**EXERCISE OBJECTIVE**
Below are some entries. Copy each line that holds the string "lives".

(begin)

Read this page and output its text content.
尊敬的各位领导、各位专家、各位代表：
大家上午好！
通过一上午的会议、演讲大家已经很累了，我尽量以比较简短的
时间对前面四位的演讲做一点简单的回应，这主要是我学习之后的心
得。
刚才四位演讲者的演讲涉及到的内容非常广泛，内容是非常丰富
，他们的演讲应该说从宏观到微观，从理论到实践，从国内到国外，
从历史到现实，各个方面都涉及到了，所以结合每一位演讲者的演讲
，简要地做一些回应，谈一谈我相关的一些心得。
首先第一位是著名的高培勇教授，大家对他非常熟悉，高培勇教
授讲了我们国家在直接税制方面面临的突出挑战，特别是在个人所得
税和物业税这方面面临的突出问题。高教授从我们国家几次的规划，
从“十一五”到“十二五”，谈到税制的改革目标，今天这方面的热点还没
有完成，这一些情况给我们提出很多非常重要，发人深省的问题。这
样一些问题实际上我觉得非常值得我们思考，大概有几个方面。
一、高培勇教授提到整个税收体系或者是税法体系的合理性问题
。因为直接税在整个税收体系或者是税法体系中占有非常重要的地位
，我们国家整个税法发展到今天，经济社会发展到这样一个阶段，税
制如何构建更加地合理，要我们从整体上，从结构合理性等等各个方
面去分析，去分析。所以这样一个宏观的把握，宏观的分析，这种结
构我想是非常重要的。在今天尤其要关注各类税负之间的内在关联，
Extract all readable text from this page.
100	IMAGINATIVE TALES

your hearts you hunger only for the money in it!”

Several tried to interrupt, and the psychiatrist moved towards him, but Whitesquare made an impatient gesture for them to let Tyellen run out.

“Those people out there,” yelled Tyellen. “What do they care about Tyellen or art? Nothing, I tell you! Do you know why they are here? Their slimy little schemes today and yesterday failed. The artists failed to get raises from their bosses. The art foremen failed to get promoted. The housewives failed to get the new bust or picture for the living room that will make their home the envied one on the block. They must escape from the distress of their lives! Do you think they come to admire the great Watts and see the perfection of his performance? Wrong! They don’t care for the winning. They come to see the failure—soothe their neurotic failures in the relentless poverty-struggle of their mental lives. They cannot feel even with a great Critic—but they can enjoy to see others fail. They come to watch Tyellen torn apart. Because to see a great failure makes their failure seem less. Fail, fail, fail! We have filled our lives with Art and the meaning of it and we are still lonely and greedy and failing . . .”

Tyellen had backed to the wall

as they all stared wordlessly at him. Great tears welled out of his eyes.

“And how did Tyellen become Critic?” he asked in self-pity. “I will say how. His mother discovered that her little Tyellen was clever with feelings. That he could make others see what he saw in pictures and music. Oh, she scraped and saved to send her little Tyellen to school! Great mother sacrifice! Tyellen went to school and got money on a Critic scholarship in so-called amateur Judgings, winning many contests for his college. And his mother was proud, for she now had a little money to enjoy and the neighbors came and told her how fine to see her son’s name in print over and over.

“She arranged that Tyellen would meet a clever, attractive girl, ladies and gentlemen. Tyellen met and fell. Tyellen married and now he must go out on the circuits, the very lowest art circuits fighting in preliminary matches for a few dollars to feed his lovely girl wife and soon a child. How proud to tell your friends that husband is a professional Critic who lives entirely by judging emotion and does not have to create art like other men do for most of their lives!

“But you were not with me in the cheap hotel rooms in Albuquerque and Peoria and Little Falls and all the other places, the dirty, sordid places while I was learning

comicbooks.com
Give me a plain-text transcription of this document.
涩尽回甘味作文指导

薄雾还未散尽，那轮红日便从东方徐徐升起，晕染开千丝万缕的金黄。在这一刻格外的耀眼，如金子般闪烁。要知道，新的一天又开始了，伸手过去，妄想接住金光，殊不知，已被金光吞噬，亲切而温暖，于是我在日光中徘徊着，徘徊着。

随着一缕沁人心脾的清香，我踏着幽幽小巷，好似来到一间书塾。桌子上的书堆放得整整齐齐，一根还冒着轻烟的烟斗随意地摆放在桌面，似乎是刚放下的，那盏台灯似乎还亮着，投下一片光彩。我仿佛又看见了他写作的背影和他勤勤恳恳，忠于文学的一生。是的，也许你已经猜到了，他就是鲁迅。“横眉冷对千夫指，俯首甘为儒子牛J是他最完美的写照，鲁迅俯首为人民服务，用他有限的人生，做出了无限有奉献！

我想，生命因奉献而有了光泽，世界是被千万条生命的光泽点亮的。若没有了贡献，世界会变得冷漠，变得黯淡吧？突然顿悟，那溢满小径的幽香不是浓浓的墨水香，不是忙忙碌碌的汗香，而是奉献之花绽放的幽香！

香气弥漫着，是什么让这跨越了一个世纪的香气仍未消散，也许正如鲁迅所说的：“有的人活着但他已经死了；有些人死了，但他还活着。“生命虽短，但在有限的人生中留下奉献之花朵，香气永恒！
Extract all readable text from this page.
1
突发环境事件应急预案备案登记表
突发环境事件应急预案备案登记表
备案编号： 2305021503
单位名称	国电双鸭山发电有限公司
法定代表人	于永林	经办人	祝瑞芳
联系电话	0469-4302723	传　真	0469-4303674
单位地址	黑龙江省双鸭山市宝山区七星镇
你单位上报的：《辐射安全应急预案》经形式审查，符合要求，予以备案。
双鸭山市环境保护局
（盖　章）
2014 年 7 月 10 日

(end)

**PROBLEM SOLUTION**
“Those people out there,” yelled Tyellen. “What do they care about Tyellen or art? Nothing, I tell you! Do you know why they are here? Their slimy little schemes today and yesterday failed. The artists failed to get raises from their bosses. The art foremen failed to get promoted. The housewives failed to get the new bust or picture for the living room that will make their home the envied one on the block. They must escape from the distress of their lives! Do you think they come to admire the great Watts and see the perfection of his performance? Wrong! They don’t care for the winning. They come to see the failure—soothe their neurotic failures in the relentless poverty-struggle of their mental lives. They cannot feel even with a great Critic—but they can enjoy to see others fail. They come to watch Tyellen torn apart. Because to see a great failure makes their failure seem less. Fail, fail, fail! We have filled our lives with Art and the meaning of it and we are still lonely and greedy and failing . . .”
“She arranged that Tyellen would meet a clever, attractive girl, ladies and gentlemen. Tyellen met and fell. Tyellen married and now he must go out on the circuits, the very lowest art circuits fighting in preliminary matches for a few dollars to feed his lovely girl wife and soon a child. How proud to tell your friends that husband is a professional Critic who lives entirely by judging emotion and does not have to create art like other men do for most of their lives!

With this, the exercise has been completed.